## START THE DATA
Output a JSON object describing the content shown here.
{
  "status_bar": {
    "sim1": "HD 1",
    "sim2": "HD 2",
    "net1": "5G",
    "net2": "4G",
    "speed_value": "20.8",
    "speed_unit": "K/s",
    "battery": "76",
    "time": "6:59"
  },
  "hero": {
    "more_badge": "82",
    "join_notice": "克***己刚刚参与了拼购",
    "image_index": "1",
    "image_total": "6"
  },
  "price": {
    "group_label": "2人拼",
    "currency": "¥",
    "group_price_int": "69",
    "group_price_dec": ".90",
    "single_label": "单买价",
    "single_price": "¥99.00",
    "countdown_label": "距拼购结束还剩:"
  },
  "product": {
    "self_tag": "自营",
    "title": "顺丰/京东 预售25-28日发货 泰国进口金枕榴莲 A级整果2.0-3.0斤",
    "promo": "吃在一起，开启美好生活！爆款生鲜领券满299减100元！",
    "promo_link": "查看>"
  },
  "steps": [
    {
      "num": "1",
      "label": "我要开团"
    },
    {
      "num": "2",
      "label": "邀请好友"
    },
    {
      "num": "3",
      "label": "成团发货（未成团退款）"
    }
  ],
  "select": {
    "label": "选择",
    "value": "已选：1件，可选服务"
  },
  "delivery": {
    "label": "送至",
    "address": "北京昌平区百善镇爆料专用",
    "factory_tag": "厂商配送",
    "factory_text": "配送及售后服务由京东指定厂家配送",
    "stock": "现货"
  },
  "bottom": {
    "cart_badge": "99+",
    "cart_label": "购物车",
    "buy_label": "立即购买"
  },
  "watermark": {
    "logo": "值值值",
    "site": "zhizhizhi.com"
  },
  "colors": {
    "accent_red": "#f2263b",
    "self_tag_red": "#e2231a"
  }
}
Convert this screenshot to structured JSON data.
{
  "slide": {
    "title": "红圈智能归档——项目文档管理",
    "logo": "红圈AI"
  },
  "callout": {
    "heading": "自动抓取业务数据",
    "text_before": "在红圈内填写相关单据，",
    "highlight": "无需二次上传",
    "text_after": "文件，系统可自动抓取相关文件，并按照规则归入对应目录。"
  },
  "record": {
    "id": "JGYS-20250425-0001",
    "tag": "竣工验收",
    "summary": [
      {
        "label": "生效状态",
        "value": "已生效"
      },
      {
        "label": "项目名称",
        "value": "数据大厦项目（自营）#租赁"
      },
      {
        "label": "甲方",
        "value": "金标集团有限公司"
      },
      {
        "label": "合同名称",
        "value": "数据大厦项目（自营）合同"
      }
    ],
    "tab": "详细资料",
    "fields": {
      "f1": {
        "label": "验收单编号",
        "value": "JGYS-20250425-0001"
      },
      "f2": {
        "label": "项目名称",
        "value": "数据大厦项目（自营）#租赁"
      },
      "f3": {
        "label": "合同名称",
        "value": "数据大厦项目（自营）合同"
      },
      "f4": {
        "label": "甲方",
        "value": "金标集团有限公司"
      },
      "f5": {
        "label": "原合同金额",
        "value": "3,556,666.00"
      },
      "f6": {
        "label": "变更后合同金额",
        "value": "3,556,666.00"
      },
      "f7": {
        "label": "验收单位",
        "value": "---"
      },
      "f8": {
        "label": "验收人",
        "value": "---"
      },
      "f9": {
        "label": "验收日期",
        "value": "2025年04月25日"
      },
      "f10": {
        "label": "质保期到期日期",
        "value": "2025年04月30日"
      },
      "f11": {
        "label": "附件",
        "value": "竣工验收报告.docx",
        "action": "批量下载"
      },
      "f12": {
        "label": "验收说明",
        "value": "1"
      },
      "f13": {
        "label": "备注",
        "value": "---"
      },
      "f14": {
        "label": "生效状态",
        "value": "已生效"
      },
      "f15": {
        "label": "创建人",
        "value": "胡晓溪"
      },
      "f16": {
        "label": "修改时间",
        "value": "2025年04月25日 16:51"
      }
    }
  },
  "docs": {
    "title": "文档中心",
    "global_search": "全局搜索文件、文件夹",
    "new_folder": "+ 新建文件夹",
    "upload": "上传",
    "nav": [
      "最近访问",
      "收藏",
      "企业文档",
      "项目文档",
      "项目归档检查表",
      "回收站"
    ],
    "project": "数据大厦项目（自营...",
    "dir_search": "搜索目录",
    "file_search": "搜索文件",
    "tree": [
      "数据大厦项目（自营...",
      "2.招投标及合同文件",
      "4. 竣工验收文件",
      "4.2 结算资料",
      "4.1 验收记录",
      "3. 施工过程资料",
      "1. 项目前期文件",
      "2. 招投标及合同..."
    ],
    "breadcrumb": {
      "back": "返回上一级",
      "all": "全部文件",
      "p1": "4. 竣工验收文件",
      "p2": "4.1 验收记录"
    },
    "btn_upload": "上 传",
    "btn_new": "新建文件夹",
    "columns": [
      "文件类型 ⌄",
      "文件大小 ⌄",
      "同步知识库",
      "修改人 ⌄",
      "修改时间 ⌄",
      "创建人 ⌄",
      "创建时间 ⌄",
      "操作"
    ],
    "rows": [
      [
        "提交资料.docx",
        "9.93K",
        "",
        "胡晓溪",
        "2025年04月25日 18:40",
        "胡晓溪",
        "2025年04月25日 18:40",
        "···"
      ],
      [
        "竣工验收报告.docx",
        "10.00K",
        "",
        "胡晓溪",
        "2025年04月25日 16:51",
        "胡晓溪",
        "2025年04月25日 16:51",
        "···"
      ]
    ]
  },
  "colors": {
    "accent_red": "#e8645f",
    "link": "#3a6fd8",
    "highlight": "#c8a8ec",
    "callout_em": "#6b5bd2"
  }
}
## END THE DATA
## START THE DATA
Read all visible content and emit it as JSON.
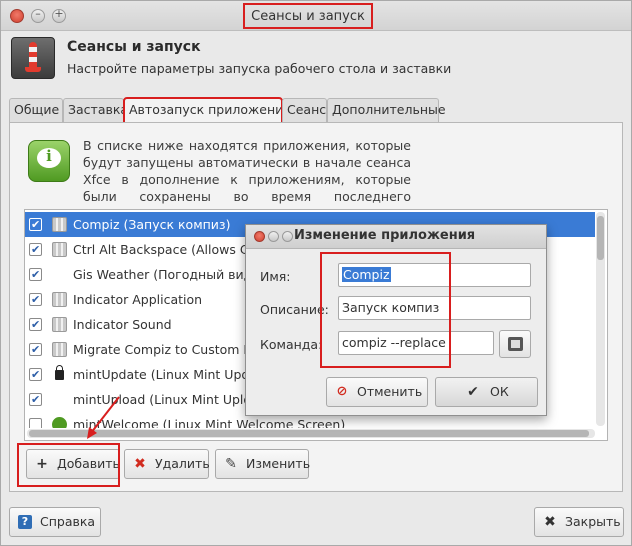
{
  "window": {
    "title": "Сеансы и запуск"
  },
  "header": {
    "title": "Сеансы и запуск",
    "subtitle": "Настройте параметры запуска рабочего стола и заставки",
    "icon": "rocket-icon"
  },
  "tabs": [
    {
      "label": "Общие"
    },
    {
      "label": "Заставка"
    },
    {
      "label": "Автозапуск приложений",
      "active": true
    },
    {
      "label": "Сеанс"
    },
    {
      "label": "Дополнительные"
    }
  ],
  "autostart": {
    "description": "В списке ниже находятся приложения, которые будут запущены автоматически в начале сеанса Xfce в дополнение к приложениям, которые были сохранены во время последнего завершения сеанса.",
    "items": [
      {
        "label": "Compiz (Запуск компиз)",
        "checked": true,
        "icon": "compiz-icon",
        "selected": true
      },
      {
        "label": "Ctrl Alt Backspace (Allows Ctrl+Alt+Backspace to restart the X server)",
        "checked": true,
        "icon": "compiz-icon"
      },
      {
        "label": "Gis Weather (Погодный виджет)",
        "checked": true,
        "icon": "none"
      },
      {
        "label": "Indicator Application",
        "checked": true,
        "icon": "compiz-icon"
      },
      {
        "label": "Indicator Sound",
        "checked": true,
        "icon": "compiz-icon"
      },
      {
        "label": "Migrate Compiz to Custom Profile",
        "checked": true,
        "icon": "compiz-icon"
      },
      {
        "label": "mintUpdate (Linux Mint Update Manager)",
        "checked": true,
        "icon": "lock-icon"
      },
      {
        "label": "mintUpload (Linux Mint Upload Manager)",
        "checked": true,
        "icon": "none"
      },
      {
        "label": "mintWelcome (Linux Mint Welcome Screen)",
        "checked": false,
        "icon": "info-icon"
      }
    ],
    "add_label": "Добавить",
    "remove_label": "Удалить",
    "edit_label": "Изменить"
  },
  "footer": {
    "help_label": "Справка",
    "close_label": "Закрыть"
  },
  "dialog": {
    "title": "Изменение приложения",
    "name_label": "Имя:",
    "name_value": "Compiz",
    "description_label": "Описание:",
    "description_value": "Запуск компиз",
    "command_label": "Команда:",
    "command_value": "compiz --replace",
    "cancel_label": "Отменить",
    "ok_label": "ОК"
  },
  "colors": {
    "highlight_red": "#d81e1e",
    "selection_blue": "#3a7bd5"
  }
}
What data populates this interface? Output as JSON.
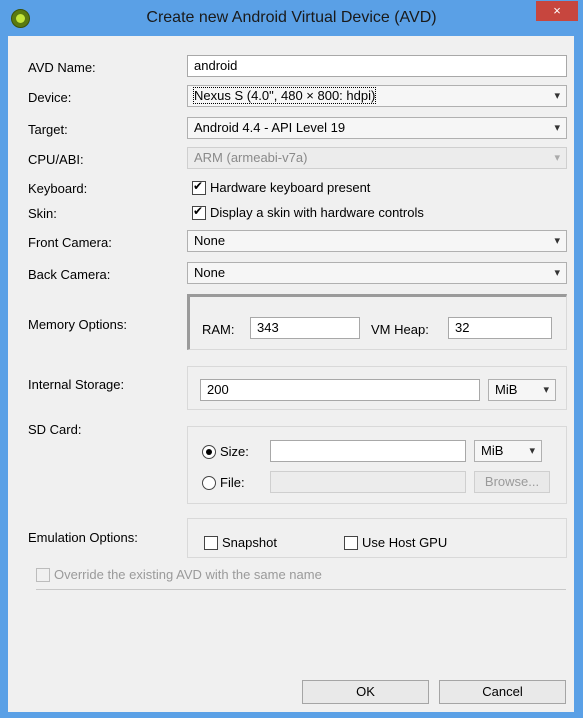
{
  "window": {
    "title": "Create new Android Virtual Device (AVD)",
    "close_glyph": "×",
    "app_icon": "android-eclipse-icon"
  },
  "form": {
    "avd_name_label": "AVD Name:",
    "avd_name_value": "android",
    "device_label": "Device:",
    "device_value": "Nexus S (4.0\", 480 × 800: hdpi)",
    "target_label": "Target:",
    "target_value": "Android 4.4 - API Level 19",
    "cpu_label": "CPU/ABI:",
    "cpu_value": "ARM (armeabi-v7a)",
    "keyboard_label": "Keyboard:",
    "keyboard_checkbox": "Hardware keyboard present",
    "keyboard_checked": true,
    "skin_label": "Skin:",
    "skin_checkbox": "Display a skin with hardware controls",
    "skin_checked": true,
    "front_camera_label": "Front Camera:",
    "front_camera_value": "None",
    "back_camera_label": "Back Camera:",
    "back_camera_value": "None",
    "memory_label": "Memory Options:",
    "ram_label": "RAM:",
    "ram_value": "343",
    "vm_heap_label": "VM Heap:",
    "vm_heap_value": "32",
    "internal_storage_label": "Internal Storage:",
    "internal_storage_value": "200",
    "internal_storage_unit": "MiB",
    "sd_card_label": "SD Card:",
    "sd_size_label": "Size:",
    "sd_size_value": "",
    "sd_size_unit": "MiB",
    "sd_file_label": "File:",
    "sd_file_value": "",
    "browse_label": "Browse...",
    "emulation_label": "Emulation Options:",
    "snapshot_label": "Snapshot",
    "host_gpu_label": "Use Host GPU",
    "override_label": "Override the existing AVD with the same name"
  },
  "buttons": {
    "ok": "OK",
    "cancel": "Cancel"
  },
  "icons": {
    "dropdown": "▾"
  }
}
## END THE DATA
## START THE DATA
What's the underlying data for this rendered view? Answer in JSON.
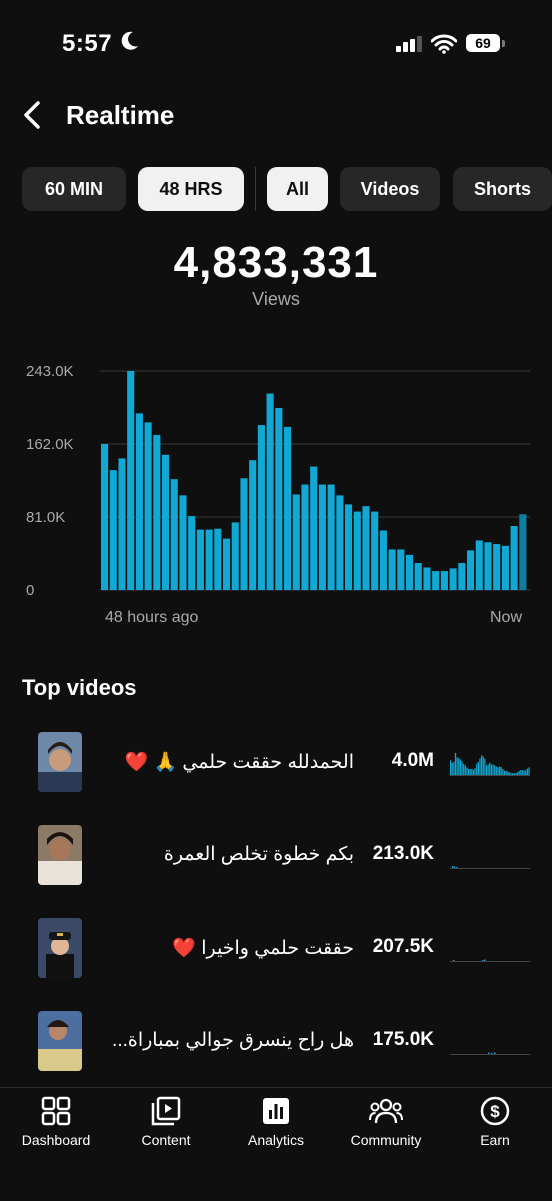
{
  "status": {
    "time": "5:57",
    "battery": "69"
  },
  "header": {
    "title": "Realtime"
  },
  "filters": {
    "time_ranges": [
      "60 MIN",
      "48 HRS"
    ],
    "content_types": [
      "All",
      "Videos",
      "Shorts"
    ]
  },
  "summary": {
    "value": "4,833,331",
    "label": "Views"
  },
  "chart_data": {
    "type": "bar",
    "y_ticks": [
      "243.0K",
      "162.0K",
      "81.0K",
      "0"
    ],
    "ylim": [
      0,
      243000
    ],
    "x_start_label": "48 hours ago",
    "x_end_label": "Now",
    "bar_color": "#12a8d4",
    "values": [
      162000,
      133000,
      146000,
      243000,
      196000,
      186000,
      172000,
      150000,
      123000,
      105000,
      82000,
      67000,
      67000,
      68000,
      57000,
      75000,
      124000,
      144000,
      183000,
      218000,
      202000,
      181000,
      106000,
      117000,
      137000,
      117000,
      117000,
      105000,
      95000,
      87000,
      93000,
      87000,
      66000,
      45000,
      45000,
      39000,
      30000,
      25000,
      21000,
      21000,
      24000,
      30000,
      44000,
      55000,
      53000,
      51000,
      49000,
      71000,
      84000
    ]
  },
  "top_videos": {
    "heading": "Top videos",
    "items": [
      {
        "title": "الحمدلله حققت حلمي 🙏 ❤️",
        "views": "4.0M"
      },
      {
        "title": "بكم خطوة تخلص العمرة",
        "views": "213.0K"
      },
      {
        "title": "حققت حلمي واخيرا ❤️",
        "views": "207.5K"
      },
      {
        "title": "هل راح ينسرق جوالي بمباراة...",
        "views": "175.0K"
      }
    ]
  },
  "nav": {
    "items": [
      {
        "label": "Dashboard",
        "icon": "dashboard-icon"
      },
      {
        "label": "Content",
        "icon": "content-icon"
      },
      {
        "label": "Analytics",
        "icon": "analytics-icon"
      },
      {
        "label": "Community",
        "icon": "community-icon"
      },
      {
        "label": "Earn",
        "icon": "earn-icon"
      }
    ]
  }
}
## END THE DATA
| STATED TASK |
Select and copy each line from the data that includes the word "Сеансы".

| FULL ANSWER |
    "title": "Сеансы и запуск"
    "title": "Сеансы и запуск",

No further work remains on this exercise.